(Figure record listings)

>>>>>

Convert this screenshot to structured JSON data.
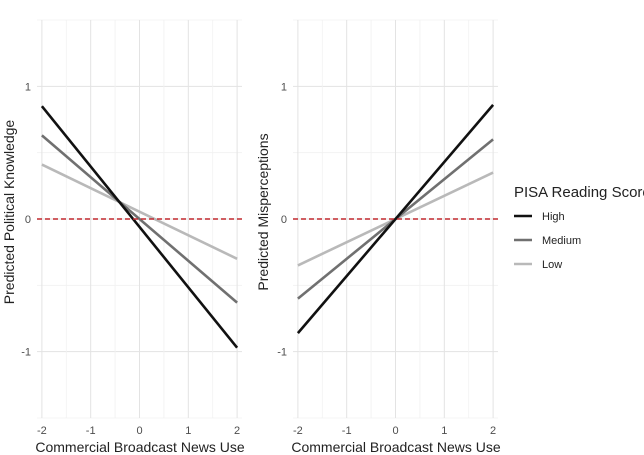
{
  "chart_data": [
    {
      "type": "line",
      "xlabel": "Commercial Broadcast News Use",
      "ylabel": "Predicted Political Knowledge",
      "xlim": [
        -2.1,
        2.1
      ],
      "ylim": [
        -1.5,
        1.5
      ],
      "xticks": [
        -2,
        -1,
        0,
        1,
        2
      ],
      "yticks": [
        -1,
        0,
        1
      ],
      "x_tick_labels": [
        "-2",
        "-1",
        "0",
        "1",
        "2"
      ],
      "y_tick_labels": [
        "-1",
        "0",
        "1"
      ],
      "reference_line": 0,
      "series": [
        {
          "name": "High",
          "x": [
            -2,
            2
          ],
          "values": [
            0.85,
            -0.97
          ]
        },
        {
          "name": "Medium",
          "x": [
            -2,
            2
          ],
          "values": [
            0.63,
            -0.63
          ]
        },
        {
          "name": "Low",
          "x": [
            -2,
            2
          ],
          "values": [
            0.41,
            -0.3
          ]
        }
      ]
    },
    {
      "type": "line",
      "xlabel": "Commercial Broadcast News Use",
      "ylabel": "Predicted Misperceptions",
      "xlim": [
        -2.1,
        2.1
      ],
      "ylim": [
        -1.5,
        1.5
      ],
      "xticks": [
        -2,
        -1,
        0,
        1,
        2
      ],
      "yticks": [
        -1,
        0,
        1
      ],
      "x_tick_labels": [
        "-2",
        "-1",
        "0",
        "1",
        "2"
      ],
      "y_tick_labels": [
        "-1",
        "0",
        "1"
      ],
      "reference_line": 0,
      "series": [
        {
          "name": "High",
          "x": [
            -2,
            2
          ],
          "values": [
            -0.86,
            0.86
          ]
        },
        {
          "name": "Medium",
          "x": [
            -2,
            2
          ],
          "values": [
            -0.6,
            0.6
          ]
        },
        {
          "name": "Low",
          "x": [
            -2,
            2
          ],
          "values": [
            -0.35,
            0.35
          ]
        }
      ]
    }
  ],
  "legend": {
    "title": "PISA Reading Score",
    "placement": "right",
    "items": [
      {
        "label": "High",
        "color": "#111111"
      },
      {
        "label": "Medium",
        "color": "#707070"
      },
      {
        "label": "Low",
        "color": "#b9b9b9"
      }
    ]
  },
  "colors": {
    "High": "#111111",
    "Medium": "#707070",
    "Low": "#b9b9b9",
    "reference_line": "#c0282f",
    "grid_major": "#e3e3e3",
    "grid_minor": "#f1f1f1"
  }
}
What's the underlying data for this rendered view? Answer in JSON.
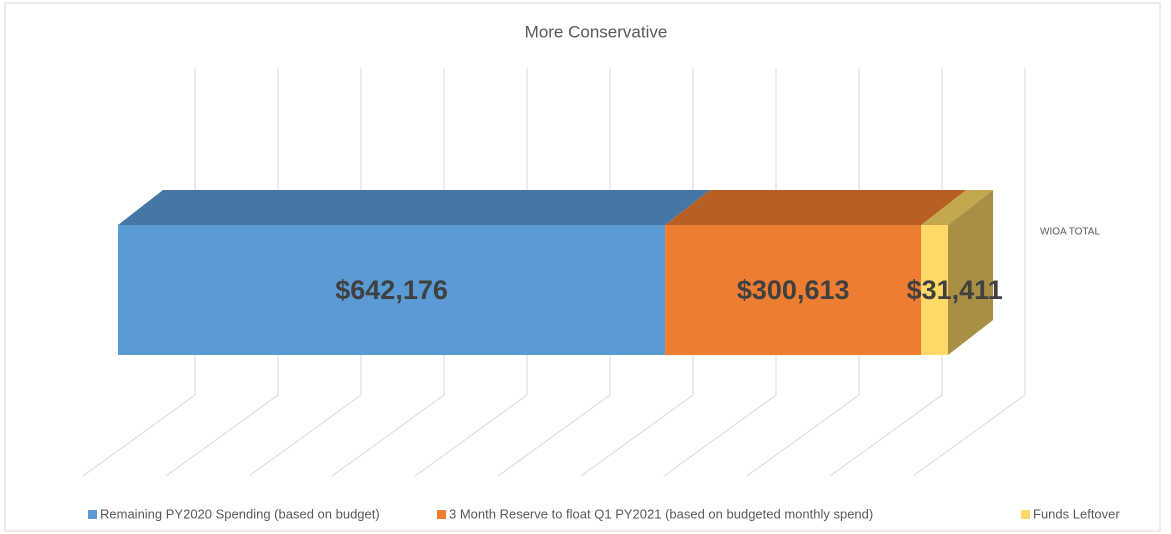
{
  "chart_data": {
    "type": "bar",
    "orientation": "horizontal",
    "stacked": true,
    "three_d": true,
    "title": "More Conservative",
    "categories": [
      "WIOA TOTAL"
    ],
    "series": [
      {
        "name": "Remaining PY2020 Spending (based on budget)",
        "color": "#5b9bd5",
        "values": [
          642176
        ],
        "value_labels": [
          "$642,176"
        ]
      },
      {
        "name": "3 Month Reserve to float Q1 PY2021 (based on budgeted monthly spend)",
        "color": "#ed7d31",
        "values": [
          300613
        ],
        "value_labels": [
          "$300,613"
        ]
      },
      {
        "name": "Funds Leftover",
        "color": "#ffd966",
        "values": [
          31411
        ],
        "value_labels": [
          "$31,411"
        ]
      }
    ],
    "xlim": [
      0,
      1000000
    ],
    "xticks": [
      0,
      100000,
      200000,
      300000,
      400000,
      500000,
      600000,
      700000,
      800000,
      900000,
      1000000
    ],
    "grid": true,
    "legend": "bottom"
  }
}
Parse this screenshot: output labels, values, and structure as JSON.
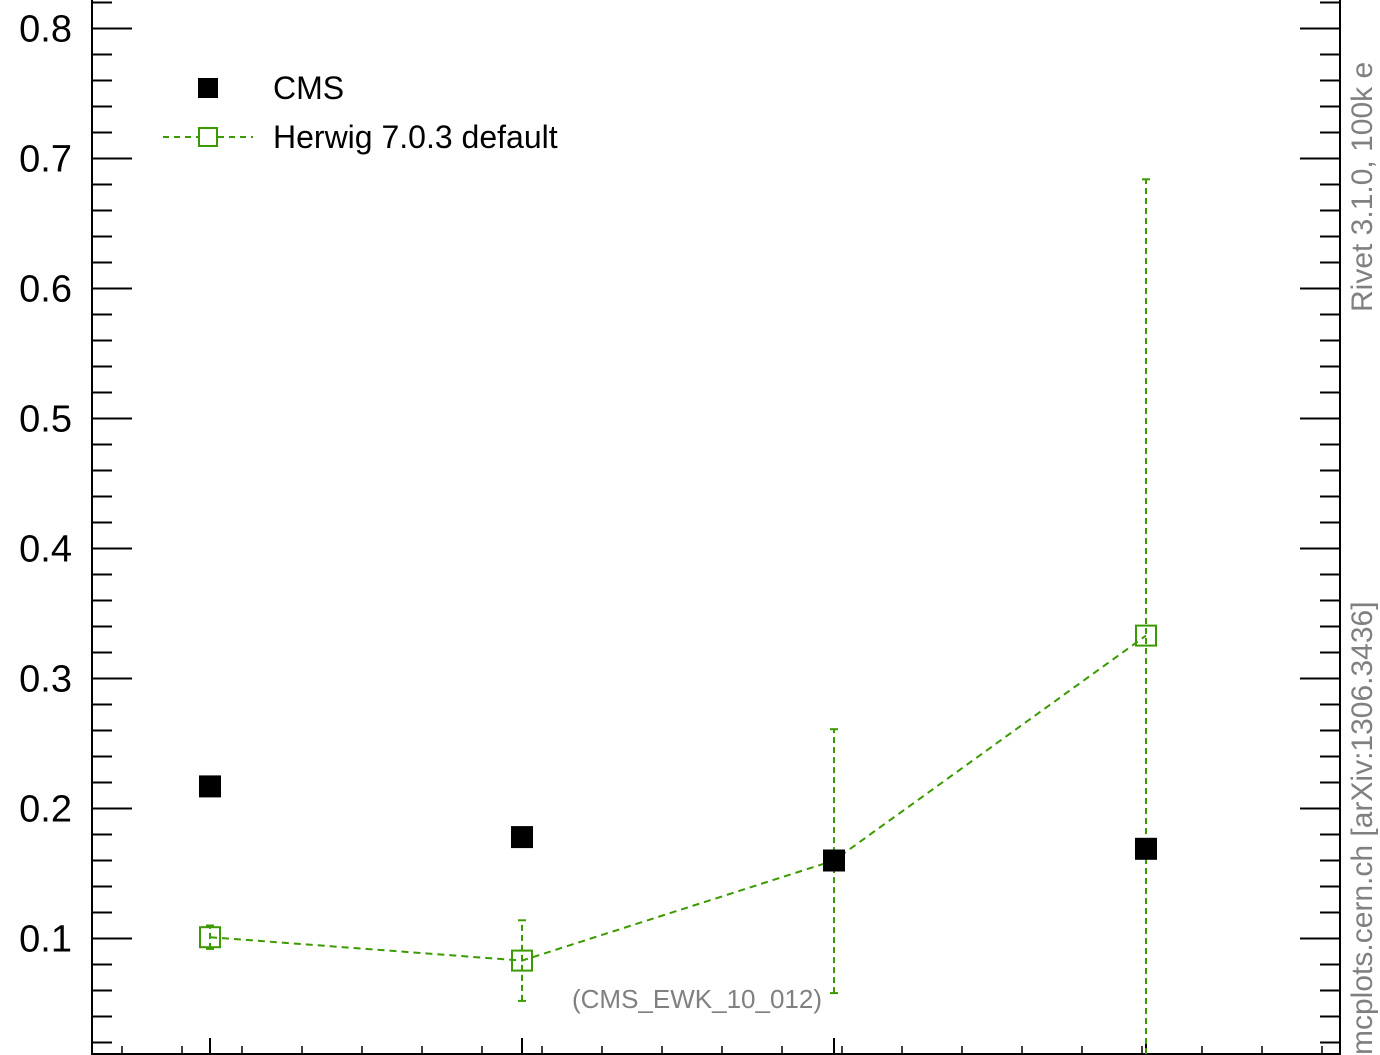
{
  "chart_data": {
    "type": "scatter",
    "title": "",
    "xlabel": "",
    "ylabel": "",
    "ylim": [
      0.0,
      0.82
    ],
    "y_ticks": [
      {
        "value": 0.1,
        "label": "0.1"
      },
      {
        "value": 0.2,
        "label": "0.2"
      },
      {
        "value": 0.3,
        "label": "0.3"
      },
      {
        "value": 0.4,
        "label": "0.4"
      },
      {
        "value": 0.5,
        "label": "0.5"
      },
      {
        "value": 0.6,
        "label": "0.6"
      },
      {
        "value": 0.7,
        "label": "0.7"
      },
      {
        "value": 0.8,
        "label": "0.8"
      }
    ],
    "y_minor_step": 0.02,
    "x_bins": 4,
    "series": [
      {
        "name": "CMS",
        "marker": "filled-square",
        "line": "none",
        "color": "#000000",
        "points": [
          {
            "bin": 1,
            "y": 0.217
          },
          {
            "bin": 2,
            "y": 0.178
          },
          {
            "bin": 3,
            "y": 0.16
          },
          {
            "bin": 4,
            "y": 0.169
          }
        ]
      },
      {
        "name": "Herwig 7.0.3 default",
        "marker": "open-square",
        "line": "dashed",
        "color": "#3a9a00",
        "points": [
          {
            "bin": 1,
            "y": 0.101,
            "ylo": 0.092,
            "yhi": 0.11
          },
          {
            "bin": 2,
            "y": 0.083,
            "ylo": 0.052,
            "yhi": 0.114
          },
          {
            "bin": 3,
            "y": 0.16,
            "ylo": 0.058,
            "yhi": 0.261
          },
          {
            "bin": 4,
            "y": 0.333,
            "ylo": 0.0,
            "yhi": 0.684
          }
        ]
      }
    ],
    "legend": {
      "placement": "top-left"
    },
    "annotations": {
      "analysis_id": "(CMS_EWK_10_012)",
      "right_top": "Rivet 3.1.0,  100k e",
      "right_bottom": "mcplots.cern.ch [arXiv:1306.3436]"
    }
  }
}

<<<<<

Using the material above, report each line where "High" occurs.

Problem solution:
          "name": "High",
          "name": "High",
        "label": "High",
    "High": "#111111",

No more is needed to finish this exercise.